[Directions for this task]
Exactly as written, print each record in the listing.

[Data records]
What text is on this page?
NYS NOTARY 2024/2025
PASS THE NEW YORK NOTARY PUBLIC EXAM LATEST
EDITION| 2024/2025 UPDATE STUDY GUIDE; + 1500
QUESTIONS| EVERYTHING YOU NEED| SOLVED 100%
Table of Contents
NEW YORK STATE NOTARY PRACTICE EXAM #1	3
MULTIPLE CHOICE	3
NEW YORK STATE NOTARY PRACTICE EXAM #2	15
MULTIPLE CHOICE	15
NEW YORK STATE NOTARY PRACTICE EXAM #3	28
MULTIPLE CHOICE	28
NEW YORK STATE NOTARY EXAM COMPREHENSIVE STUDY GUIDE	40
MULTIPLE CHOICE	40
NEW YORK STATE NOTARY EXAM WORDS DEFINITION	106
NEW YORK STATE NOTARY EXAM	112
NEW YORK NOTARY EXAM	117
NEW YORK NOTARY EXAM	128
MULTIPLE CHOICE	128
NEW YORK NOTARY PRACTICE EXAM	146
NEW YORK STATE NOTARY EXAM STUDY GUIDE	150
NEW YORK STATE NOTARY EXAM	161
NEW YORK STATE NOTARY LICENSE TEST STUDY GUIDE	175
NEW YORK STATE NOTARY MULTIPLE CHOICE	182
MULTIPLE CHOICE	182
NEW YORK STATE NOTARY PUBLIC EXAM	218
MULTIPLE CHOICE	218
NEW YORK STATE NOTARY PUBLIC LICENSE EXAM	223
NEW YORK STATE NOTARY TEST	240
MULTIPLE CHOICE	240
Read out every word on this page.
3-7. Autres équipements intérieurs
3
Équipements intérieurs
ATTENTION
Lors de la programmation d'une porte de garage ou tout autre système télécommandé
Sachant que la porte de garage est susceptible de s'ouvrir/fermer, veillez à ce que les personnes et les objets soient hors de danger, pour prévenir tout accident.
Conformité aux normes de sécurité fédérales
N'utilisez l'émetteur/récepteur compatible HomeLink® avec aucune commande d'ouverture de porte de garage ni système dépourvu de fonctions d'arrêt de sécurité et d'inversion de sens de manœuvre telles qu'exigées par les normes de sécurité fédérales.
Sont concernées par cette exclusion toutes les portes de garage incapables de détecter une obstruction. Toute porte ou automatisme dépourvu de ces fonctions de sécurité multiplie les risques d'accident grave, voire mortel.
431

[Completed exercise]
What text is on this page?
NYS NOTARY 2024/2025
PASS THE NEW YORK NOTARY PUBLIC EXAM LATEST
EDITION| 2024/2025 UPDATE STUDY GUIDE; + 1500
QUESTIONS| EVERYTHING YOU NEED| SOLVED 100%
Table of Contents
NEW YORK STATE NOTARY PRACTICE EXAM #1	3
MULTIPLE CHOICE	3
NEW YORK STATE NOTARY PRACTICE EXAM #2	15
MULTIPLE CHOICE	15
NEW YORK STATE NOTARY PRACTICE EXAM #3	28
MULTIPLE CHOICE	28
NEW YORK STATE NOTARY EXAM COMPREHENSIVE STUDY GUIDE	40
MULTIPLE CHOICE	40
NEW YORK STATE NOTARY EXAM WORDS DEFINITION	106
NEW YORK STATE NOTARY EXAM	112
NEW YORK NOTARY EXAM	117
NEW YORK NOTARY EXAM	128
MULTIPLE CHOICE	128
NEW YORK NOTARY PRACTICE EXAM	146
NEW YORK STATE NOTARY EXAM STUDY GUIDE	150
NEW YORK STATE NOTARY EXAM	161
NEW YORK STATE NOTARY LICENSE TEST STUDY GUIDE	175
NEW YORK STATE NOTARY MULTIPLE CHOICE	182
MULTIPLE CHOICE	182
NEW YORK STATE NOTARY PUBLIC EXAM	218
MULTIPLE CHOICE	218
NEW YORK STATE NOTARY PUBLIC LICENSE EXAM	223
NEW YORK STATE NOTARY TEST	240
MULTIPLE CHOICE	240
Read out every word on this page.
3-7. Autres équipements intérieurs
3
Équipements intérieurs
ATTENTION
Lors de la programmation d'une porte de garage ou tout autre système télécommandé
Sachant que la porte de garage est susceptible de s'ouvrir/fermer, veillez à ce que les personnes et les objets soient hors de danger, pour prévenir tout accident.
Conformité aux normes de sécurité fédérales
N'utilisez l'émetteur/récepteur compatible HomeLink® avec aucune commande d'ouverture de porte de garage ni système dépourvu de fonctions d'arrêt de sécurité et d'inversion de sens de manœuvre telles qu'exigées par les normes de sécurité fédérales.
Sont concernées par cette exclusion toutes les portes de garage incapables de détecter une obstruction. Toute porte ou automatisme dépourvu de ces fonctions de sécurité multiplie les risques d'accident grave, voire mortel.
431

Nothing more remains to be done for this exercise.